[Data items]
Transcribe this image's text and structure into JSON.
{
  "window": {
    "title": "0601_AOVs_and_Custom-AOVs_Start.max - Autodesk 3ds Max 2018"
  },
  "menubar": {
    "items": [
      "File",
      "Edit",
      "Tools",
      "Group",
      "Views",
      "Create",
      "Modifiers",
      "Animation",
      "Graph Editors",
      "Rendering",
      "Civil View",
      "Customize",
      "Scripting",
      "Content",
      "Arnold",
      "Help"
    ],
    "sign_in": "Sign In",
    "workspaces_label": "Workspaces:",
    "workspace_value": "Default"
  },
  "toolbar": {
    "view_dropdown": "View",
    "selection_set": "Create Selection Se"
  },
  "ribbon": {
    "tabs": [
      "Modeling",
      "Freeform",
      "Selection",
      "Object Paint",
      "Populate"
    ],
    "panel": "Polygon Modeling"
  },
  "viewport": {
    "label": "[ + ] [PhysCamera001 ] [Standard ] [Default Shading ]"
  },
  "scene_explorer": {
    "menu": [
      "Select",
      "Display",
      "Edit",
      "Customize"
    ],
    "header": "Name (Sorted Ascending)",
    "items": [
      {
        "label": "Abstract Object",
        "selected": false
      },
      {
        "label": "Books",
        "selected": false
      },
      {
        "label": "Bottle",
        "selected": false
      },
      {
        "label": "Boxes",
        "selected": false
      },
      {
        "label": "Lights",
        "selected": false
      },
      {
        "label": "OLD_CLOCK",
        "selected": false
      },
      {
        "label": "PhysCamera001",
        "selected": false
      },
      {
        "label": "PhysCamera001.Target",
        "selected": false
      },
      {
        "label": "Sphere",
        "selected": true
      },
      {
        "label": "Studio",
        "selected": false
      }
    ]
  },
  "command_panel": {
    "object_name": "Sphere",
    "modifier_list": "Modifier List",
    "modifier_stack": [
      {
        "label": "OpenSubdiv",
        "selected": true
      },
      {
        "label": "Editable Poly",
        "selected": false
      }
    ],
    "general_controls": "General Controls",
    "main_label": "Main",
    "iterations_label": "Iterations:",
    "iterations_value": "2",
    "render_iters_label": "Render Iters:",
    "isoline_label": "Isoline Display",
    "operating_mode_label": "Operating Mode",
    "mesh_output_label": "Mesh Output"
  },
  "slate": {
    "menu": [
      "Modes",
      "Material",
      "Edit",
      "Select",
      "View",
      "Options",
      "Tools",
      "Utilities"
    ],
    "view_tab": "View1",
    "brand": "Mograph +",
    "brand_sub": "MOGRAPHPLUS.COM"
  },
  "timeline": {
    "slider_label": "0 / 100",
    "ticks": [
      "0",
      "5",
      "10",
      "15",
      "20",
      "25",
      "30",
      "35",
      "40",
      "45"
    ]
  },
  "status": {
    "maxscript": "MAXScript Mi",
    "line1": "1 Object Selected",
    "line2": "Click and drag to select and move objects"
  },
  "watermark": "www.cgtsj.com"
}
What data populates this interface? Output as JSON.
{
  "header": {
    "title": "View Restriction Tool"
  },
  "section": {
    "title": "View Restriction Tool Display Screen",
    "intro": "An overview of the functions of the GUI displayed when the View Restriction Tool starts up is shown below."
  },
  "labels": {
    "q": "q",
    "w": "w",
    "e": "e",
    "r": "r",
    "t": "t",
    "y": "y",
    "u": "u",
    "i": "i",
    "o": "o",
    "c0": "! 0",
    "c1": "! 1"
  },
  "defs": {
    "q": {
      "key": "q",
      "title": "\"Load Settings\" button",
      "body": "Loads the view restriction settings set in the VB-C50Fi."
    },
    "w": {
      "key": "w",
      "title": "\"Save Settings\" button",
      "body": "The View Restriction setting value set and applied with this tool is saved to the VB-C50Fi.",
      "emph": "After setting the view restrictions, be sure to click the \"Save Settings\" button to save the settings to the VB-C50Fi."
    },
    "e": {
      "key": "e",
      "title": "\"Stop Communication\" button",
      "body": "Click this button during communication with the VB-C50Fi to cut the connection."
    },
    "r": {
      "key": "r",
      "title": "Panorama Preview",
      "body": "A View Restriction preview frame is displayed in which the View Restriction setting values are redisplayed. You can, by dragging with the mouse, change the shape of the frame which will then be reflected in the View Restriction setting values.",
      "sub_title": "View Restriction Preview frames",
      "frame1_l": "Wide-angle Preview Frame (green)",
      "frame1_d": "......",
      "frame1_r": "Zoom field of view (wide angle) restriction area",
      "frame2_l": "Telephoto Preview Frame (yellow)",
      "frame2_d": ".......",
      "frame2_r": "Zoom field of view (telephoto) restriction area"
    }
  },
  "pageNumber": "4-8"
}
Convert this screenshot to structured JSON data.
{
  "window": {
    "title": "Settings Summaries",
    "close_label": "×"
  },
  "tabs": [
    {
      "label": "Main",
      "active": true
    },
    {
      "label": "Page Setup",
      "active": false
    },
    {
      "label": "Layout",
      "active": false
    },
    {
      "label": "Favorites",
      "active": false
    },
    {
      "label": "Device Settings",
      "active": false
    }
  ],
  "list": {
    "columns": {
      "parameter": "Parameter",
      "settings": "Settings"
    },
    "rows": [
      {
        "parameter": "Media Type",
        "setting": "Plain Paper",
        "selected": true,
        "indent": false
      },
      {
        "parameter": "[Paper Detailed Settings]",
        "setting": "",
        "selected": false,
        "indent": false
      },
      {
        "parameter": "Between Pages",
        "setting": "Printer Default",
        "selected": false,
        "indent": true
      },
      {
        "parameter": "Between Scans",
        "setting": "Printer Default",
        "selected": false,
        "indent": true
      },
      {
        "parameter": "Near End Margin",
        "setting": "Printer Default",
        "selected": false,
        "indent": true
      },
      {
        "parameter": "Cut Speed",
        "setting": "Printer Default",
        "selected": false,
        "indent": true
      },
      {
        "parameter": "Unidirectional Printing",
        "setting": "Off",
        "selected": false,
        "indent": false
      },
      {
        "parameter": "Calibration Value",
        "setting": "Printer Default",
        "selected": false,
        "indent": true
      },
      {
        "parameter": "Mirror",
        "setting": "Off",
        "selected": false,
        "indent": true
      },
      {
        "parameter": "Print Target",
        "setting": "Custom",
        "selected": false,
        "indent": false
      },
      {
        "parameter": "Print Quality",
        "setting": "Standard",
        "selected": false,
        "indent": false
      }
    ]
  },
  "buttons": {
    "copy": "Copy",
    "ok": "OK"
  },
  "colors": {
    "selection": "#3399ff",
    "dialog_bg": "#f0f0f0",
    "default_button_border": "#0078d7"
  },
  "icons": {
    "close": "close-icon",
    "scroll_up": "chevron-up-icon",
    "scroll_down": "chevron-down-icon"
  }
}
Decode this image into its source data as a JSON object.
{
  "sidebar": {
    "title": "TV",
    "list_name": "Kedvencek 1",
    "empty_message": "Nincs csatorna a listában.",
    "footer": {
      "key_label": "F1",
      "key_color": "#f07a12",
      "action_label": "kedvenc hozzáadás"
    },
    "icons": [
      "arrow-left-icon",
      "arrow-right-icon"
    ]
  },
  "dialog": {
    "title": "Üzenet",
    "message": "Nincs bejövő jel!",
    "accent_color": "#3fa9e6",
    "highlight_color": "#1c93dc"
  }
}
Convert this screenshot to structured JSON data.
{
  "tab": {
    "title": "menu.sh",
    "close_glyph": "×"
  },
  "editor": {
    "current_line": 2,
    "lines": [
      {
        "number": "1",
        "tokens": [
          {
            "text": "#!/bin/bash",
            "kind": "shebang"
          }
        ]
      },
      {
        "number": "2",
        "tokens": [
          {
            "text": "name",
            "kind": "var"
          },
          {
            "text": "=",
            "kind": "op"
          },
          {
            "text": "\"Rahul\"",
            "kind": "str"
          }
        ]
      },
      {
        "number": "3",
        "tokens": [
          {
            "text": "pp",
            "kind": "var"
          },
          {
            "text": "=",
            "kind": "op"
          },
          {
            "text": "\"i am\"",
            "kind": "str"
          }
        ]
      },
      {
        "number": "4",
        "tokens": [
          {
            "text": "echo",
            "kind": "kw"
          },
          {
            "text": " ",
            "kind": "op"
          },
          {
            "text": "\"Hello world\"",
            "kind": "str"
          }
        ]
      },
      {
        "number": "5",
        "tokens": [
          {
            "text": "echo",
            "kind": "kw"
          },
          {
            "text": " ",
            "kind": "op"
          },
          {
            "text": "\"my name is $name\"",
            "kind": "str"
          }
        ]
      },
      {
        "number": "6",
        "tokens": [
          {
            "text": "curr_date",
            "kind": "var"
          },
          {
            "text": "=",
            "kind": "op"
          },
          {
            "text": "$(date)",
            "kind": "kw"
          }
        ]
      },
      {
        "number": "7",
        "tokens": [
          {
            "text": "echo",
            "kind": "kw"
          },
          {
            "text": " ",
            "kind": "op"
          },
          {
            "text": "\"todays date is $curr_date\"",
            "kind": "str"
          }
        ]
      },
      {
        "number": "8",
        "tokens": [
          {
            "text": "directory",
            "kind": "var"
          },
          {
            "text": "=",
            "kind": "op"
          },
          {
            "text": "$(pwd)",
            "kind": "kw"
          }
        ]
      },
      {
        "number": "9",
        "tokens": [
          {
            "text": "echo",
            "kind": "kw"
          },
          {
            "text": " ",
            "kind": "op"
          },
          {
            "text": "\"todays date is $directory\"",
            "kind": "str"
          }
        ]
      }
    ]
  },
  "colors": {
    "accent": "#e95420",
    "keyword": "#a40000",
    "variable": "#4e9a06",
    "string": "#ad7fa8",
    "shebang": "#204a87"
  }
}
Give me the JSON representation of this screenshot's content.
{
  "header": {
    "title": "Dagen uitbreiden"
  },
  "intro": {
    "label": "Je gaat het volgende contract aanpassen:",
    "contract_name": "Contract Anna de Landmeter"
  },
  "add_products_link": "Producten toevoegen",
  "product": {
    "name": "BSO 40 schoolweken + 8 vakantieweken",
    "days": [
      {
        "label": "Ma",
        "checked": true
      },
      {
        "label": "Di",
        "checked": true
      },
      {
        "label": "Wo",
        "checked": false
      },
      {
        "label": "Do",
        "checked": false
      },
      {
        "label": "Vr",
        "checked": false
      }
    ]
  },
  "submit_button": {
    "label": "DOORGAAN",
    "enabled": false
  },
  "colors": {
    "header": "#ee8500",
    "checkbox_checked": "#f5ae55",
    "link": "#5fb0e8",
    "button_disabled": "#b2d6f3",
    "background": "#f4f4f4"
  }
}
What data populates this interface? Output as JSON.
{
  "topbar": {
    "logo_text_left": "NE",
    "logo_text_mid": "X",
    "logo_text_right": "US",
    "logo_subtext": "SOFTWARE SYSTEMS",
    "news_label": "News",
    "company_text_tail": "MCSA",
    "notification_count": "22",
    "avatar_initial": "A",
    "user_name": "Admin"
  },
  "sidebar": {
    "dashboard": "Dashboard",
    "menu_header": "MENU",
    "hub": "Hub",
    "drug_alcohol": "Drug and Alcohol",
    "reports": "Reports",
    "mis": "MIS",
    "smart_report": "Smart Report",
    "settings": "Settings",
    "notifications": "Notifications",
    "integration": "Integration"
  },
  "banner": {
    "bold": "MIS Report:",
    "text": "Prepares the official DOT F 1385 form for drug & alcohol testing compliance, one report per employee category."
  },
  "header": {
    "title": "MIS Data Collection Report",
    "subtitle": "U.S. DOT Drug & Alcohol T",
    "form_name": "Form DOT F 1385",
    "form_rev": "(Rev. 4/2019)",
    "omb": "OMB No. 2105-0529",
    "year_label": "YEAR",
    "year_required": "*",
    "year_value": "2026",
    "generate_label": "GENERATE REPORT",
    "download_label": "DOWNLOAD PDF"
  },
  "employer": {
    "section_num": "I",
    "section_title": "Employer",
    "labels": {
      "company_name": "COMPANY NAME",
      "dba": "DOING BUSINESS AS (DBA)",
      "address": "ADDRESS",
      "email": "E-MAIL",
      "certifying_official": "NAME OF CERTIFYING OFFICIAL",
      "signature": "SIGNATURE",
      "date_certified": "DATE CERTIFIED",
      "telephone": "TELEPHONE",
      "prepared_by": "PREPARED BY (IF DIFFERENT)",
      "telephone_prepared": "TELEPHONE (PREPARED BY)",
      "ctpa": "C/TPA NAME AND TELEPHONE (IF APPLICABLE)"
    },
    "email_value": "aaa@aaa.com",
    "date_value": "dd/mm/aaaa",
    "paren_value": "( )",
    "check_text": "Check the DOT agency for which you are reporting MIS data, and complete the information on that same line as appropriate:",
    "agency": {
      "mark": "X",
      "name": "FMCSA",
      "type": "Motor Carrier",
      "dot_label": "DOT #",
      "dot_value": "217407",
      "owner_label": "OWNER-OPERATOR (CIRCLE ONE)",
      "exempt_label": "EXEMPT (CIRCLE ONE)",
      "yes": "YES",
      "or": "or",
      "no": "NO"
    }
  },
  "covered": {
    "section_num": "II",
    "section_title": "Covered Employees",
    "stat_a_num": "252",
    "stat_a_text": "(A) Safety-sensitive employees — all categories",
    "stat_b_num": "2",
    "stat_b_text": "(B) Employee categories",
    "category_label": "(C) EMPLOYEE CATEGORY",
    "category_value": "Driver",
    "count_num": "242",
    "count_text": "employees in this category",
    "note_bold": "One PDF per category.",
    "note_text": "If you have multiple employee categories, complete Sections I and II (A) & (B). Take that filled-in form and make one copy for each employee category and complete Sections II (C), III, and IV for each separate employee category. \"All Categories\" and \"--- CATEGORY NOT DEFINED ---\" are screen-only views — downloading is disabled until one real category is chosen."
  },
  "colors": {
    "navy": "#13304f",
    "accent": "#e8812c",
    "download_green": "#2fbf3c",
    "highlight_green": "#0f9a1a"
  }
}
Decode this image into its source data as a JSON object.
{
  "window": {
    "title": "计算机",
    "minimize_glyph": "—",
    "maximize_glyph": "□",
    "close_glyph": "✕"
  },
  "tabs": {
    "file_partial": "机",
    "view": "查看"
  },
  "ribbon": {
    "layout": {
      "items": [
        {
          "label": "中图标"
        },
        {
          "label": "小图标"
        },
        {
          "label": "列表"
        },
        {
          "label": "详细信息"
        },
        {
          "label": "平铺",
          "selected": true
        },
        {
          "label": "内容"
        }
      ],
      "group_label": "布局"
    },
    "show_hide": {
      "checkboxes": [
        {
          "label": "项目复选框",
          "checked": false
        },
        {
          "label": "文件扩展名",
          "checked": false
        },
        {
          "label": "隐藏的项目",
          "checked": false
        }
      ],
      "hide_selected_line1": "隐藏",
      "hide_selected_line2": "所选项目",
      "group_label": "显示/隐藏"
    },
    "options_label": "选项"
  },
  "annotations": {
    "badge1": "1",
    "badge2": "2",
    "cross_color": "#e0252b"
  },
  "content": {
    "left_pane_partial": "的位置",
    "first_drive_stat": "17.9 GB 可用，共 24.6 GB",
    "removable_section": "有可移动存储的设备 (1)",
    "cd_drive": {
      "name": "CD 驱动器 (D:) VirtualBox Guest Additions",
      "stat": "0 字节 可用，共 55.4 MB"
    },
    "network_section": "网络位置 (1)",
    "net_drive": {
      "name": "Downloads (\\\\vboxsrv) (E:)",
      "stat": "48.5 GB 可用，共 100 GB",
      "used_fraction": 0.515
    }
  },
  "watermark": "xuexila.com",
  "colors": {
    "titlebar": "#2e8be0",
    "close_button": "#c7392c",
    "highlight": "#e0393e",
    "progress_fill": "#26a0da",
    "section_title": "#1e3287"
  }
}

**Exercise requirements**: Locate all lines in the listing above with the word "todays" and copy them.

**Written answer**:
            "text": "\"todays date is $curr_date\"",
            "text": "\"todays date is $directory\"",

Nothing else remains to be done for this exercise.